Exercises:
a - Answer these from the Conus cebuensis article:
(i) What family does the species belong to?
(ii) Between what depths does it usually live?
(iii) What length has the snail been reported to reach?
b - Please return the Conus cebuensis article from "Conus cebuensis is" to "Guinea and Fiji.", copied word for word.

Source document:
************
Conus cebuensis

Scientific classification
- Kingdom: Animalia
- Phylum: Mollusca
- Class: Gastropoda
- Subclass: Caenogastropoda
- Order: Neogastropoda
- Superfamily: Conoidea
- Family: Conidae
- Genus: Conus
- Species: C. cebuensis
- Binomial name: Conus cebuensis Wils, 1990
- Synonyms: Conus (Phasmoconus) cebuensis Wils, 1990 · accepted, alternate representation; Conus proximus cebuensis Wils, 1990; Phasmoconus cebuensis (Wils, 1990); Phasmoconus proximus cebuensis (Wils, 1990);

= Conus cebuensis =

- Authority: Wils, 1990
- Synonyms: Conus (Phasmoconus) cebuensis Wils, 1990 · accepted, alternate representation, Conus proximus cebuensis Wils, 1990, Phasmoconus cebuensis (Wils, 1990), Phasmoconus proximus cebuensis (Wils, 1990)

Species of sea snail

Conus cebuensis is a species of sea snail, a marine gastropod mollusk in the family Conidae and the order Neogastropoda. They are otherwise known as cone snails, cone shells or cones.

They usually inhabit the neritic zone, in the shallow part, between depths of 25 meters and 250 meters. These snails, like other members of the Conidae family are predatory and venomous. They are also capable of stinging humans.

==Description==

This snail has been reported to be between 25 mm and 45 mm by length.
==Distribution==
These marine species are found in the oceans of the New Caledonia region, specifically near Philippines, Indonesia, Papua New Guinea and Fiji.
************
Source information:
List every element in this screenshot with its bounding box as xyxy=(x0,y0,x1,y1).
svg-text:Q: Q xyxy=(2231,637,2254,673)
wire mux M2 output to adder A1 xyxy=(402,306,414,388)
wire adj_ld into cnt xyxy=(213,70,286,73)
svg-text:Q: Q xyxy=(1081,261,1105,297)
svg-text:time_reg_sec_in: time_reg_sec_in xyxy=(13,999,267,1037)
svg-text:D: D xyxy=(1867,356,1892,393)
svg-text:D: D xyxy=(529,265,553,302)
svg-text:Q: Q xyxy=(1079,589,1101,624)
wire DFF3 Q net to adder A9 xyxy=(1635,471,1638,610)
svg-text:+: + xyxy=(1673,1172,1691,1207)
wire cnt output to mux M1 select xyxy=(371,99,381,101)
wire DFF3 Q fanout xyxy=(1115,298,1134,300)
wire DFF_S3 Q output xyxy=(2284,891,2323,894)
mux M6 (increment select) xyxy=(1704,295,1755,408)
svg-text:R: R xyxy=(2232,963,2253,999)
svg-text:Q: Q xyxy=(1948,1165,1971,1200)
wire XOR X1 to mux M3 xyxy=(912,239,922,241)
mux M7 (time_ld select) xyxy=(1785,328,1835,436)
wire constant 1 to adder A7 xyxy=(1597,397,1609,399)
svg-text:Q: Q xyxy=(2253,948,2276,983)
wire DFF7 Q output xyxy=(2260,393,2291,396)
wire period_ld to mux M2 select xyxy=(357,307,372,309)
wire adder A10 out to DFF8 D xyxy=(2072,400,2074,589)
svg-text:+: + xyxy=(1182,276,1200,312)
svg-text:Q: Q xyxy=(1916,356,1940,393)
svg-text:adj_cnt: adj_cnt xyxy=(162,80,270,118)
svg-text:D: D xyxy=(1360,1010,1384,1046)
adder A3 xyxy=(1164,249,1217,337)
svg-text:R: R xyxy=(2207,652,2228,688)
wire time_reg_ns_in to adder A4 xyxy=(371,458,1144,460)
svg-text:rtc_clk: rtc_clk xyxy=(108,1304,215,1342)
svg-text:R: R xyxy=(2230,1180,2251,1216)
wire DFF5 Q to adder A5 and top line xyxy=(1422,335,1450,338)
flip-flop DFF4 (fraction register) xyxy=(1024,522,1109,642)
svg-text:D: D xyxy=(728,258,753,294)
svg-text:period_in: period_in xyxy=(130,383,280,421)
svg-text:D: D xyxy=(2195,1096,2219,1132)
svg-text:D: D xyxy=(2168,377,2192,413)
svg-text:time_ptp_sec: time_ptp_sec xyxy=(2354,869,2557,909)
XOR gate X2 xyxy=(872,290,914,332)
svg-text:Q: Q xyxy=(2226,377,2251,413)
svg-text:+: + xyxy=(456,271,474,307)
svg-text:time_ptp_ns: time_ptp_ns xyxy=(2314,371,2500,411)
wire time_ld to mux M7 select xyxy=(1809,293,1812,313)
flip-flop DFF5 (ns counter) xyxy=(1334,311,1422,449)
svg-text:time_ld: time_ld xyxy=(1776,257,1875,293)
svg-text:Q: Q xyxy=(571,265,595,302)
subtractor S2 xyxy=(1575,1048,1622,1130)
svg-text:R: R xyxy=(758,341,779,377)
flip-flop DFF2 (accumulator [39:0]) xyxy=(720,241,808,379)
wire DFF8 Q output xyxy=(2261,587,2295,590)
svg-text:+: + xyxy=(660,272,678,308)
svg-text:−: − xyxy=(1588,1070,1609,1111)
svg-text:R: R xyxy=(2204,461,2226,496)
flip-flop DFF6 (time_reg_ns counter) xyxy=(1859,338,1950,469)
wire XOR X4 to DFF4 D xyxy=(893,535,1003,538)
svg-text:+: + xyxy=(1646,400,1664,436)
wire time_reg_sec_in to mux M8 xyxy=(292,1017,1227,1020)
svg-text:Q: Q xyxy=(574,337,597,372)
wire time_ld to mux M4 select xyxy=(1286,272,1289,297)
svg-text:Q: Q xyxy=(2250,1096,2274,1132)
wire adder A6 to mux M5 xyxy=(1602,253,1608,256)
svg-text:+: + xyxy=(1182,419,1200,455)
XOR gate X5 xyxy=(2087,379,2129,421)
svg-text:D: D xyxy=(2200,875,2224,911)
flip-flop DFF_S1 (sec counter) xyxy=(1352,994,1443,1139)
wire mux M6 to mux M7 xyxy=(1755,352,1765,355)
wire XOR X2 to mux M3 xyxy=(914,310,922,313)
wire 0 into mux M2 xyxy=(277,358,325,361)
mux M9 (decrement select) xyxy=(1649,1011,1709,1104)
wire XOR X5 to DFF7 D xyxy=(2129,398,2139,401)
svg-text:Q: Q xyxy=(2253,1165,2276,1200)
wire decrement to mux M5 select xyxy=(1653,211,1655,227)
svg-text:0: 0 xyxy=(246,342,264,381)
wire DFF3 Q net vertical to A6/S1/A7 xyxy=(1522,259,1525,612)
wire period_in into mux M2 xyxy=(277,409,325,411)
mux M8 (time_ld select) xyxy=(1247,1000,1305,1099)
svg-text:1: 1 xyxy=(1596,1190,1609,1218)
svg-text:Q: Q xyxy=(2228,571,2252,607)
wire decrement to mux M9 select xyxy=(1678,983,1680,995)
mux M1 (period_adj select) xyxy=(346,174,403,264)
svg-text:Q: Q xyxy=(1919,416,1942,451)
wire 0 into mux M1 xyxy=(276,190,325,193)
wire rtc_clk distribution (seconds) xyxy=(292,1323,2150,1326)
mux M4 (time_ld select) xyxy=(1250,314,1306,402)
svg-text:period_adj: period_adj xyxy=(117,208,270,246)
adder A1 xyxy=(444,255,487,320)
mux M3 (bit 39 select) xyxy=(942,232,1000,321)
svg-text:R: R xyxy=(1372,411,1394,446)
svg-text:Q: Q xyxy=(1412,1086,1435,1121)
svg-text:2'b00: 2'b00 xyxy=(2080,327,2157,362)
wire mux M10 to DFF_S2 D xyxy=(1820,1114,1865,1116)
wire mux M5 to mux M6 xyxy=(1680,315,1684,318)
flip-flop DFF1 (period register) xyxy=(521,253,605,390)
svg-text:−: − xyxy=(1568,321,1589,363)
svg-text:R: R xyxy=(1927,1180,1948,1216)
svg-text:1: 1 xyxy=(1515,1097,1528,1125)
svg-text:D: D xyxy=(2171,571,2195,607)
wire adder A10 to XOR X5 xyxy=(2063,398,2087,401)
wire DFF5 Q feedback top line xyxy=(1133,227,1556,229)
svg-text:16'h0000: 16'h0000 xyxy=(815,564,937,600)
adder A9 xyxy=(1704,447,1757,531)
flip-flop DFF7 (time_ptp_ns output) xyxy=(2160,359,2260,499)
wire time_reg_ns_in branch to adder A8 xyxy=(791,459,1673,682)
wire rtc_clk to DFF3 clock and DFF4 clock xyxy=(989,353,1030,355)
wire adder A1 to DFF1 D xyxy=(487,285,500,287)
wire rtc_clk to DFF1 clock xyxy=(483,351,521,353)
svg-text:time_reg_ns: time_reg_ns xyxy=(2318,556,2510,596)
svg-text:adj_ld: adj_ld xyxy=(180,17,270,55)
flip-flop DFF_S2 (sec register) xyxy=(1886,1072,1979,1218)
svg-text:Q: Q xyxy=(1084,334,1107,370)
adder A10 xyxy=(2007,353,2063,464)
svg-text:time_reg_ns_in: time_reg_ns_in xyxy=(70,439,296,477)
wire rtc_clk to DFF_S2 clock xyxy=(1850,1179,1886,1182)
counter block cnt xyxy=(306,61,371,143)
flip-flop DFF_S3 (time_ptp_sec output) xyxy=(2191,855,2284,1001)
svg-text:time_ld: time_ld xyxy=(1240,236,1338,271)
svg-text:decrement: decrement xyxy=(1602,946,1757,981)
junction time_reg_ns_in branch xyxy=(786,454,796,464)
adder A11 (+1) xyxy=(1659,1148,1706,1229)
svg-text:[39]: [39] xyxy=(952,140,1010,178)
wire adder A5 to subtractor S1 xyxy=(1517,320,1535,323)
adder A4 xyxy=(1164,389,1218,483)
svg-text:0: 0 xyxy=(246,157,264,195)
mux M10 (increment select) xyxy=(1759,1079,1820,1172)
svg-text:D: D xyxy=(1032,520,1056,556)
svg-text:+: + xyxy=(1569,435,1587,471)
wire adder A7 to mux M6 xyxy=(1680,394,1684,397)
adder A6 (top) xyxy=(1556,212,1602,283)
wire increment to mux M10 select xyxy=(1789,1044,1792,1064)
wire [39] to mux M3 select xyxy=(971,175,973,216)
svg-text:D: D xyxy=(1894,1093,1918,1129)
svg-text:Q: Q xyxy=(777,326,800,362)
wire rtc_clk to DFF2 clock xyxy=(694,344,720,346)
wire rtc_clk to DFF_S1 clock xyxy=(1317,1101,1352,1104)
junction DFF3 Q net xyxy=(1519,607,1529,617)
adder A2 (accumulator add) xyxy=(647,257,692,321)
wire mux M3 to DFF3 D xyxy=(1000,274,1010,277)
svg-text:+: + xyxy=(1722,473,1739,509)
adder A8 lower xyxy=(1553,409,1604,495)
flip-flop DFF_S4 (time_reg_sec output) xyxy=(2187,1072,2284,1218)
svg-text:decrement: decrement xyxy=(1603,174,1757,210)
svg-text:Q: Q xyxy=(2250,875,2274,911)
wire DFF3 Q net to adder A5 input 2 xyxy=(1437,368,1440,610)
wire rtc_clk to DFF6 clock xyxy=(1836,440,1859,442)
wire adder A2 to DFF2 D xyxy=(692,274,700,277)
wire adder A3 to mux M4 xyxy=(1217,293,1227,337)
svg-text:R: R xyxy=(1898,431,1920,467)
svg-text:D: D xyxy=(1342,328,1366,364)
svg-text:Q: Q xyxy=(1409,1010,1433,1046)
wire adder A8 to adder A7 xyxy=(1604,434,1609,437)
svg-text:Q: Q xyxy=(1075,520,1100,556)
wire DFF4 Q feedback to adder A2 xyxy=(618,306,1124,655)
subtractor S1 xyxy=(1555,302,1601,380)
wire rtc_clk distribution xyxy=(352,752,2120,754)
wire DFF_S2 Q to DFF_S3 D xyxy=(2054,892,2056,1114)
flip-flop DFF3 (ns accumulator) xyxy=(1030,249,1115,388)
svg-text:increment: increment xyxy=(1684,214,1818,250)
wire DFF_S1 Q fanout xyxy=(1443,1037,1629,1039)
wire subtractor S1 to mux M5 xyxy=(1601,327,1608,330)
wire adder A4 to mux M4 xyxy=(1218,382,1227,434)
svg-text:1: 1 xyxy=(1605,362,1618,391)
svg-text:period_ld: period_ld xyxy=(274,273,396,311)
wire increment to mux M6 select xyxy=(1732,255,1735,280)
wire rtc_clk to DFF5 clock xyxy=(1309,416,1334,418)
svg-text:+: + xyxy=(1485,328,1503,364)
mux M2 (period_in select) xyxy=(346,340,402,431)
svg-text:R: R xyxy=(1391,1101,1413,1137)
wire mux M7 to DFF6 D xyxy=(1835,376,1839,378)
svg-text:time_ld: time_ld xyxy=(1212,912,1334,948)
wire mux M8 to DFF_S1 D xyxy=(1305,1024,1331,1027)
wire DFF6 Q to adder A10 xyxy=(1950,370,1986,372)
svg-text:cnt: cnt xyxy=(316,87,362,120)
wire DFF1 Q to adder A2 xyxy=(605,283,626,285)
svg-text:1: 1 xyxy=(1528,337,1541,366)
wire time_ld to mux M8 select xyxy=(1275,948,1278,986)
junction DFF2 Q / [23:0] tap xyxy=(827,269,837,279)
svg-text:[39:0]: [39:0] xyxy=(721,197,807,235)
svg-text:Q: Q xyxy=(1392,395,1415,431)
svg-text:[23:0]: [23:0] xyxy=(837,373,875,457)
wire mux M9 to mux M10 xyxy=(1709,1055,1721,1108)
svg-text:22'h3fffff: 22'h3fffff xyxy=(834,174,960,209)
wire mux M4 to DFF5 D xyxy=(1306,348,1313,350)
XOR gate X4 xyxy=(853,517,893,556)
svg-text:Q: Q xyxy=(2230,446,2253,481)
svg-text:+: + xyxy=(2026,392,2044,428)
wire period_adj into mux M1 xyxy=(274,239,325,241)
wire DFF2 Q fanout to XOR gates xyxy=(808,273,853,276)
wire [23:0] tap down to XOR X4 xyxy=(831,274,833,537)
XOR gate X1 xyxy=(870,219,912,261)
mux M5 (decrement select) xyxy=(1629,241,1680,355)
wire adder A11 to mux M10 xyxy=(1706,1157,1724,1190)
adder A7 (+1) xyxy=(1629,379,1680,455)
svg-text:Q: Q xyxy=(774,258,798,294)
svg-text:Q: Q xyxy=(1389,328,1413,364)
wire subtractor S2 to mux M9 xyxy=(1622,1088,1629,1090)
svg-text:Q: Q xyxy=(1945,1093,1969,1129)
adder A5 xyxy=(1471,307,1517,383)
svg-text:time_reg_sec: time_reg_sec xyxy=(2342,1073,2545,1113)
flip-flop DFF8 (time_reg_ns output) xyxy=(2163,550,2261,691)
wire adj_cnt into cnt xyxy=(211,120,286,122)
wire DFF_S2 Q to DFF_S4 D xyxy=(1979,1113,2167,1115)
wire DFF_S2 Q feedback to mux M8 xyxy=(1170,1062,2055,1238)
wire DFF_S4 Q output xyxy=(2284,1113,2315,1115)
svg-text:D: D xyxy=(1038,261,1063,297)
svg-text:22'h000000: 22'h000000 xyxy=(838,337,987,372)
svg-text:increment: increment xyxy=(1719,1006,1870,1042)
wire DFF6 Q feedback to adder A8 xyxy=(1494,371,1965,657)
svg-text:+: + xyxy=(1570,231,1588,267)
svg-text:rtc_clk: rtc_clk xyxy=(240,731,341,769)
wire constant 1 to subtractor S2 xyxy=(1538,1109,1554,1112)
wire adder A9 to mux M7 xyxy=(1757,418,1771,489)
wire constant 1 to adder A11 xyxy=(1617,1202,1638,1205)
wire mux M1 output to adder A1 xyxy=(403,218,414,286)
************
Results for the exercise:
a -
(i) Conidae
(ii) Between 25 meters and 250 meters
(iii) Between 25 mm and 45 mm

b -
Conus cebuensis is a species of sea snail, a marine gastropod mollusk in the family Conidae and the order Neogastropoda. They are otherwise known as cone snails, cone shells or cones.

They usually inhabit the neritic zone, in the shallow part, between depths of 25 meters and 250 meters. These snails, like other members of the Conidae family are predatory and venomous. They are also capable of stinging humans.

==Description==

This snail has been reported to be between 25 mm and 45 mm by length.
==Distribution==
These marine species are found in the oceans of the New Caledonia region, specifically near Philippines, Indonesia, Papua New Guinea and Fiji.